Task requirements >>
Pull out every line of the records below that contains the string "axis", copying each one in full.

Lines of data >>
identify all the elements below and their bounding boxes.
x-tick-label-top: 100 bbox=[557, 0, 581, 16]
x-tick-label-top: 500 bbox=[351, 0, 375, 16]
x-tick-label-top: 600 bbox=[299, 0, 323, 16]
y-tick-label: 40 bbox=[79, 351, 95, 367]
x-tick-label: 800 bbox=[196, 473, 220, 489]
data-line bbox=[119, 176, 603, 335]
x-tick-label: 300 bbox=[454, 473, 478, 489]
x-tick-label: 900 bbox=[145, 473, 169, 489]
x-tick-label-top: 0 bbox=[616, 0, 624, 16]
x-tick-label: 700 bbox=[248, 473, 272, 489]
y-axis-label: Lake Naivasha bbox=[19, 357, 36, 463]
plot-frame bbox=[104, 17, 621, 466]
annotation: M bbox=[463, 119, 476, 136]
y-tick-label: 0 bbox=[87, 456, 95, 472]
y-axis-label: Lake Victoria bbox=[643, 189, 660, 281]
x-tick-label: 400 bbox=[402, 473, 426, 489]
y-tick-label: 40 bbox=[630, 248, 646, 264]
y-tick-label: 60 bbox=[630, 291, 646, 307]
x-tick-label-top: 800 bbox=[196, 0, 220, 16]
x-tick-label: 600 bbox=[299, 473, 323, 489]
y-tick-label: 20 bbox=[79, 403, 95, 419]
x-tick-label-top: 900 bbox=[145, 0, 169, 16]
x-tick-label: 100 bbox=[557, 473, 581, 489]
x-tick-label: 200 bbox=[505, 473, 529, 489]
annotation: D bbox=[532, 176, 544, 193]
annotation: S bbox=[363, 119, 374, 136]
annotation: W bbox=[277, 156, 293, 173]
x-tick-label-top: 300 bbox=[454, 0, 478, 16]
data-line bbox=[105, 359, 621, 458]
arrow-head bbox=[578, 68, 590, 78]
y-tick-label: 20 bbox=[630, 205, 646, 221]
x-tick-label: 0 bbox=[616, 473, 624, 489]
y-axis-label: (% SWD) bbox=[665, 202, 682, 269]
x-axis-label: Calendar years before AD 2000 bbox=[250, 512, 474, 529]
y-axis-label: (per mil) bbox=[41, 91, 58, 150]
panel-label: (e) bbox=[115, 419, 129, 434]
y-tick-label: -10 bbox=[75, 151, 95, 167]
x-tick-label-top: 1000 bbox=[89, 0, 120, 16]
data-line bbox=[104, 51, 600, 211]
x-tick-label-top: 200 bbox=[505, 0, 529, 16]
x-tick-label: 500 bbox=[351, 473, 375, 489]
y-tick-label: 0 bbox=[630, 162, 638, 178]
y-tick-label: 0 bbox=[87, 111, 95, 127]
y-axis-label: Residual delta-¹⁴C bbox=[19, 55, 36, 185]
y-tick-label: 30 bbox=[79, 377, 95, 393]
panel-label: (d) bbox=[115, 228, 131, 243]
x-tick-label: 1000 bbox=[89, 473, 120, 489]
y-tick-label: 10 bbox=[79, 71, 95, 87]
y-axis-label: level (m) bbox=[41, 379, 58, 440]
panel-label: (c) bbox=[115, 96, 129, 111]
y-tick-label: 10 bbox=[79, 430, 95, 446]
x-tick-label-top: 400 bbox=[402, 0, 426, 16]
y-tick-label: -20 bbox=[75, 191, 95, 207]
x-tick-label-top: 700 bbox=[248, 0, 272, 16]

Complete answer >>
y-axis-label: Lake Naivasha bbox=[19, 357, 36, 463]
y-axis-label: Lake Victoria bbox=[643, 189, 660, 281]
y-axis-label: (% SWD) bbox=[665, 202, 682, 269]
x-axis-label: Calendar years before AD 2000 bbox=[250, 512, 474, 529]
y-axis-label: (per mil) bbox=[41, 91, 58, 150]
y-axis-label: Residual delta-¹⁴C bbox=[19, 55, 36, 185]
y-axis-label: level (m) bbox=[41, 379, 58, 440]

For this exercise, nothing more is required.